Document excerpt:
"""
We have here the latest (hopefully last) version of the prologue to my book-length treatise The Demeaning of Life, now entitled Biocomplexity: The Third Infinity. I’ll be presenting it in two parts…this is some pretty rich food-for-thought. ◦◦◦◦◦ The subtitle, I should explain, refers to seventeenth century mathematician and philosopher Rene Pascal’s positioning of humankind between two infinities—the infinitely small and the infinitely large. Others have subsequently proposed a “third infinity”—the infinitely complex, as encountered in nature. ◦◦◦◦◦ This is a significant rewrite of the opening to what started out as a lengthy essay, began in 2012. (If I may say so, it’s very much improved.) The subject? Wellll…it’s complicated. In ten-words-or-less, it’s about The Meaning of Life. More to the point, I draw attention to the notion that the whole of life—the “phenomenon” of living matter—is in serious need of revision. Fact of the matter is, no one really knows what life is…much less, how it got started, why it works so well and why there’s so much of it. With time’s passage, science has come to rely almost exclusively on truly astonishing technologies. But as we probe deeper and deeper into what were once rank mysteries, biology has veered away from its original focus—the study of living organisms—turning into almost a sub-branch of both chemistry and physics. With ever-greater attention on minutiae, driven by data mass collection, biologists have gradually lost sight of the bigger picture. Their findings have revealed that the degree of complexity and sophistication we see throughout nature can no longer be viewed as a product of randomness and chance. Natural selection is not the sole driver of evolution. And no one has the slightest clue about how life began in the first place. Drafts of chapters I’ve posted previously explore these things and more, adding layers to my argument that the entire field of biology is in need of a reboot. ◦◦◦◦◦ From the last paragraph of this prologue: “With an approach emulating Darwin’s Origin of Species, this work too boils down to ‘one long argument,’ bringing together a range of up-to-date information and evidence from many scientific fields as fodder for thoughtful speculation. Its objective: to present an alternative way of looking at the natural world.”
Prologue. Problem? What Problem? (Part 1)
The reality of organic systems is vastly untidy. If only their parts were all distinct, with specific functions for each! Alas, these systems are not like machines. Our human minds have as little intuitive feeling for organic complexity as they do for quantum physics.
Randolph Nesse
SCIENCE MAY WELL BE HUMANITY’S greatest innovation, extending perception of the observable universe beyond what we can see and touch to encompass the infinitely small and inconceivably distant. In the broadest sense, “science” is a mode of thought, a process of inquiry, an intellectual tool. We need reminding from time to time that science as we know it has been around for only a few hundred years—not long at all, especially when you take into account the prodigious accomplishments of cultures that existed for millennia prior to sixteenth-century Europe’s Scientific Revolution. And while most of us have a solid sense of what science is, it can be hard to put that understanding into words. After all, science’s origins—even how to define the word—have been subject to endless debate. (Scholars still argue over matters like Who deserves most credit for ushering in the modern era?) Amazingly, it wasn’t until the early nineteenth century that science’s so-called modern era begin to take shape, with all its familiar professional institutions and conventions and arcane terminology in place. And then things took off in earnest: in no time at all ordinary human beings deconstructed atomic nuclei, probed the far reaches of space, and began to dream of other universes. Nuclear physicists have identified scores of short-lived subatomic particles, with no end in sight. At the other end of the spectrum, a telescope in low Earth orbit transmits digital information back to the surface to be converted into photographic images like the one showing hundreds of galaxies that look like fuzzy stars, galaxies so distant they appear as they would have looked shortly after the Big Bang. Monumental endeavors like these have come to seem almost commonplace. Strange, that we seldom pause to think about just how remarkable it all is. All of it. All thanks to science and hard working scientists.
"""
Apply what you read:
A - Do these statements agree with the biocomplexity prologue? Answer yes or no for each, quoting the words of the text that decide it.
(i) The work started out as an essay begun in 2012.
(ii) Natural selection is presented as the only driver of evolution.
(iii) Science as we know it has existed for thousands of years.
B - According to the biocomplexity prologue, what four things about life does no one really know? List all of them.
C - Write the next part of the biocomplexity prologue, picking up after its final sentence.

Bounding box prediction data
"""
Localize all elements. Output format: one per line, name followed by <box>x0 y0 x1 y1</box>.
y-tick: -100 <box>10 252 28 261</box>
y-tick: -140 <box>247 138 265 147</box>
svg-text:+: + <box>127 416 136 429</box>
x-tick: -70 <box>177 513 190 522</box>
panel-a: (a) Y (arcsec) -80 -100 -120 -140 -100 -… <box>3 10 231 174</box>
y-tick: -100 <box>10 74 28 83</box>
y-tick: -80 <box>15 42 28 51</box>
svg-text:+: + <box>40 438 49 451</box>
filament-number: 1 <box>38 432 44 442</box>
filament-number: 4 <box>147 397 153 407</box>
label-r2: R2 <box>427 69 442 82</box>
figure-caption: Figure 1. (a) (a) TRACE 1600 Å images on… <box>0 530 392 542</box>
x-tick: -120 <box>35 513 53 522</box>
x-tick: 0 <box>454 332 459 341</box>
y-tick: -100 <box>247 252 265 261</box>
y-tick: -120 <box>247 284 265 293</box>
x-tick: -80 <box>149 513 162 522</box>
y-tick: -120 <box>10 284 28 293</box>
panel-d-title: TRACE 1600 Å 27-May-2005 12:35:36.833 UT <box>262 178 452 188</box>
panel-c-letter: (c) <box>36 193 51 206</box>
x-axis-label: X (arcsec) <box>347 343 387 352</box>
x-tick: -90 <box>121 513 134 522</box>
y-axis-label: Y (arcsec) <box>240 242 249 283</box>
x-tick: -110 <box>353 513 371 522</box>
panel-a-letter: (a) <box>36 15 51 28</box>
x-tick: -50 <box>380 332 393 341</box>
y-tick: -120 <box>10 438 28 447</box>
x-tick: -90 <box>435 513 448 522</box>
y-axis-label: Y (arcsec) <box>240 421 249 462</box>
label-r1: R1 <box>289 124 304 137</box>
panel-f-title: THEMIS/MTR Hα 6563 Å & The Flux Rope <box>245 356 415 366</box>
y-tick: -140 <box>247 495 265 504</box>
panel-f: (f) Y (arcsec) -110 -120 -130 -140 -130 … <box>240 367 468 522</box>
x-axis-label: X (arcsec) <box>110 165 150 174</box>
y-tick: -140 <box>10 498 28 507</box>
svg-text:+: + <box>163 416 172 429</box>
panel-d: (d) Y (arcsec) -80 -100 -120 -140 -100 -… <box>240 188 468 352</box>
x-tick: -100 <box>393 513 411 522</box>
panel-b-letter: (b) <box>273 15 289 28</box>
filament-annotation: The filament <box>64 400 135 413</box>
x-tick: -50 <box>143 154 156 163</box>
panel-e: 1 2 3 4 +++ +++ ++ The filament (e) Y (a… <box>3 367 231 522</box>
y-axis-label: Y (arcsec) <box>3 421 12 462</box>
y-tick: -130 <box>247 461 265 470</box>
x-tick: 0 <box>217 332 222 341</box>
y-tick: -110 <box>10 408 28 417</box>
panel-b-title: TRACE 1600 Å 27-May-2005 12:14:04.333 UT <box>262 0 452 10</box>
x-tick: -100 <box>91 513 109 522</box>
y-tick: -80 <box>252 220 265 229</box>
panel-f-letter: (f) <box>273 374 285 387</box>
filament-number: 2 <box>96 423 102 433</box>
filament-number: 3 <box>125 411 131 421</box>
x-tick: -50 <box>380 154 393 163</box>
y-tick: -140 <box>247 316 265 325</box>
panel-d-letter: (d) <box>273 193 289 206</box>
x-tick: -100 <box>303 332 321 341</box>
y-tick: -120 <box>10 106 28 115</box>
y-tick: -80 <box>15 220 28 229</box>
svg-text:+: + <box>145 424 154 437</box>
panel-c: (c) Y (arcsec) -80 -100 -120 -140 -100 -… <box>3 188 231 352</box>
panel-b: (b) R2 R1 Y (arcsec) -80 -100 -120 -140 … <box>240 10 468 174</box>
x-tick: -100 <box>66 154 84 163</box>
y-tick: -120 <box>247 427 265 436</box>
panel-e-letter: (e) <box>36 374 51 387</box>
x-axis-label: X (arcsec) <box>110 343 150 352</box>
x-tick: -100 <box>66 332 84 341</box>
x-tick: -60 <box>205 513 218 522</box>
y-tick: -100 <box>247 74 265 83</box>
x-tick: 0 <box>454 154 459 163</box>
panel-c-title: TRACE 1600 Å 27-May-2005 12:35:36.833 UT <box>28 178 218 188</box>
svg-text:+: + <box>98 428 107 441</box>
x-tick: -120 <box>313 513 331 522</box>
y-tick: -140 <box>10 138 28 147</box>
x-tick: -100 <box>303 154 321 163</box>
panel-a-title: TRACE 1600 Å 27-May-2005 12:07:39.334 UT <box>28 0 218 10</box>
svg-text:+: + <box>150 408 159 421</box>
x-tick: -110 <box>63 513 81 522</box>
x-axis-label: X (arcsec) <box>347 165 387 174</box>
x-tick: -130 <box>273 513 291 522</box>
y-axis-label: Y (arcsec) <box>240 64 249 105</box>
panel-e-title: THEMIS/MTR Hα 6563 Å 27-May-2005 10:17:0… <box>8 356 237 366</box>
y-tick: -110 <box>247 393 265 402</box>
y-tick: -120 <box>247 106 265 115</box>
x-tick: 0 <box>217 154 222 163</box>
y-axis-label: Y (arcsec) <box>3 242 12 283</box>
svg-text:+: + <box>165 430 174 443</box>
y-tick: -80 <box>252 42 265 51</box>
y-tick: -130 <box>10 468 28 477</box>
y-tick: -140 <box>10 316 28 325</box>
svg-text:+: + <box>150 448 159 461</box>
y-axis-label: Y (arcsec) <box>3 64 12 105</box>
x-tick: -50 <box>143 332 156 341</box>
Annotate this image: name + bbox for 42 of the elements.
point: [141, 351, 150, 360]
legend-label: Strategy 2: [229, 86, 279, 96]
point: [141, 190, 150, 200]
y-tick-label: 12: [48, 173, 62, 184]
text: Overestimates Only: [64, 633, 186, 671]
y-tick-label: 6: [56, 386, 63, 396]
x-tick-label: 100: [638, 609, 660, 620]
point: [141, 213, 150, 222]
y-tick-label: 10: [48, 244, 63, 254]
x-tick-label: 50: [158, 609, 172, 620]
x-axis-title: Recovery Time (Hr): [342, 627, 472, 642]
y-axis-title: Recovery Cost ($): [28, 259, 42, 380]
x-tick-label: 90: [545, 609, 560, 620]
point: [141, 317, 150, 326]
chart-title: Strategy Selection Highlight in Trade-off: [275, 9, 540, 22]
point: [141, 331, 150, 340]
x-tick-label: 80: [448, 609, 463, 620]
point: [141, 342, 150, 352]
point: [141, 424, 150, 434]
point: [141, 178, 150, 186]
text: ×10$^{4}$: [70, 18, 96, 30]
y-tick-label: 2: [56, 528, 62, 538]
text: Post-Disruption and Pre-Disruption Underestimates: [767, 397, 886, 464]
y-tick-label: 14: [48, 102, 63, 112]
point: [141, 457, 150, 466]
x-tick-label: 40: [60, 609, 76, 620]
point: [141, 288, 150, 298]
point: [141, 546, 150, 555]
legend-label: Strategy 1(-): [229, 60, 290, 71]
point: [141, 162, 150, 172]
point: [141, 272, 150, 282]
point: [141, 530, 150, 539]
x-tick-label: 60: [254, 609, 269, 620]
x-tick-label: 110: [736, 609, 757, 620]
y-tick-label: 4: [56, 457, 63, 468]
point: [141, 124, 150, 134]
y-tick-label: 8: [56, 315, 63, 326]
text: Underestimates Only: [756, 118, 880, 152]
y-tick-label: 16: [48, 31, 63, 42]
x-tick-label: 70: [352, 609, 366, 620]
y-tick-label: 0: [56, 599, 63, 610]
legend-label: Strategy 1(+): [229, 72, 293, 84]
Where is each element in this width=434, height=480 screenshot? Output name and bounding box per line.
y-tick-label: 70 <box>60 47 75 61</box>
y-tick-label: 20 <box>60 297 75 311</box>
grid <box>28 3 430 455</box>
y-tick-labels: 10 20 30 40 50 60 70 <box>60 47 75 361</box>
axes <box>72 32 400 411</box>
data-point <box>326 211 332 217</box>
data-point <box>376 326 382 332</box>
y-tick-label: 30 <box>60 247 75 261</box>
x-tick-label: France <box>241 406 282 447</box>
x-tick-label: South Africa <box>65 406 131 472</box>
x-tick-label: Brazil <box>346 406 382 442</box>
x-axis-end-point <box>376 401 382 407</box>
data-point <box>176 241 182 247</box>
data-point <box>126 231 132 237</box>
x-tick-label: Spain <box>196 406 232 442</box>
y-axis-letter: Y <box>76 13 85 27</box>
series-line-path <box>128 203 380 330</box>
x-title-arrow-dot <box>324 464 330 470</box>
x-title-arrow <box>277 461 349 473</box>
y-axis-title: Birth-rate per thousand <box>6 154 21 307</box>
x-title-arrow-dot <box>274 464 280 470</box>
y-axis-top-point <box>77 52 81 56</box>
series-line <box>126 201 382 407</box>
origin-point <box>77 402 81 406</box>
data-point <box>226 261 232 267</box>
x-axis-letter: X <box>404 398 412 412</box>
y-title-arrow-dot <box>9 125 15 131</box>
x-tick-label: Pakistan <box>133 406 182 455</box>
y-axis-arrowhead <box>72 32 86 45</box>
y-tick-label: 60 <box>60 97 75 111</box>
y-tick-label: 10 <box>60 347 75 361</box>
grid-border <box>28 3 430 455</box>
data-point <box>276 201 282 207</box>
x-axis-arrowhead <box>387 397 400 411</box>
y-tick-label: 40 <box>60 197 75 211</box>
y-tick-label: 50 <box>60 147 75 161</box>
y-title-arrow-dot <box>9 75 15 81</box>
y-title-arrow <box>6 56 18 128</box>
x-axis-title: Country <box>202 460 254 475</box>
"""
Responses:
A -
(i) Yes: "what started out as a lengthy essay, began in 2012."
(ii) No: "Natural selection is not the sole driver of evolution."
(iii) No: "science as we know it has been around for only a few hundred years"

B -
- what life is
- how it got started
- why it works so well
- why there's so much of it

C -
And us (that is, humans)—sole surviving lineage of an evolutionary experiment that may or may not stand the test of time. Our primal ancestors just showed up one day; a new species of mid-sized mammal that fashioned its own niche by standing on two legs, freeing up the hands. They hunted, gathered, and scavenged much like other animals but lacking sharp teeth and claws had to rely on their wits to survive, resulting in a burst of evolutionary innovation. These proto-humans learned how to learn. Grunts and growls morphed into language and song. Their dexterous hands were seldom idle and the cleverest among them stumbled on novel ways of doing and making. Tools were contrived, fire tamed. Over time, some of their daily activities came to have little connection with procuring food or otherwise helping ensure survival—music and art, for instance. Against odds a few small bands persisted and eventually thrived. Generation after generation passed on to their young the experiential wisdom they’d acquired. And now, thanks entirely to descendents of our early forbears, we have microwave ovens, GPS navigation, and digital-everythings at our disposal. Contemporary versions of those distant relatives perform arthroscopic surgeries and design transgenic food crops. We discovered ways to harvest the energy of the atom and transform entire landscapes to suit our needs—even figured out how to build better mousetraps.
Again, this vast reservoir of scientific know-how was gained practically overnight, mostly through the efforts of regular people working in labs and observatories or out in the field, driven by sheer curiosity and that uniquely human desire to know. To understand. Today, the fruits of our highly advanced technologies, developed over mere decades, are widely available to the unwashed masses—things our great-grandparents would never have imagined possible. (My mother’s mother, born shortly before the first airplane flight, watched men walk on the moon…and then saw thirty more summers.) But as for us: life in the twenty-first century makes it even harder to fathom just how far we’ve come as a species since those strange arboreal primates warily emerged from a forest somewhere in East Africa, squinting in the harsh light there at the edge of their first New World. How could it be that in only six million years or so—minutes, in geologic time—bipedal ape-like creatures with opposable thumbs went from crafting crude stone implements to fabricating microchips and reusable rocket ships? Amazing. But it was the gift of one particular invention—science—that made such things a reality.
Hi-tech wonders aside, the imaginative use of standard scientific techniques can yield startling, unanticipated discoveries. Just think: chemical analysis of two completely unrelated materials (mineral deposits in caves and minute air bubbles trapped in ancient polar ice) has allowed meteorologists to recreate primordial atmospheres and paleoclimates. By splicing a human gene containing instructions for producing insulin onto bacterial DNA and then cultivating these genetically modified microbes in vats, single-celled organisms are in effect turned into chemical factories. And now we receive accurate—accurate!—seven-day weather forecasts, available around the clock thanks to that pocket-sized computer no one leaves home without. Near-miracles like these are legion. Human ingenuity appears to be almost without limit.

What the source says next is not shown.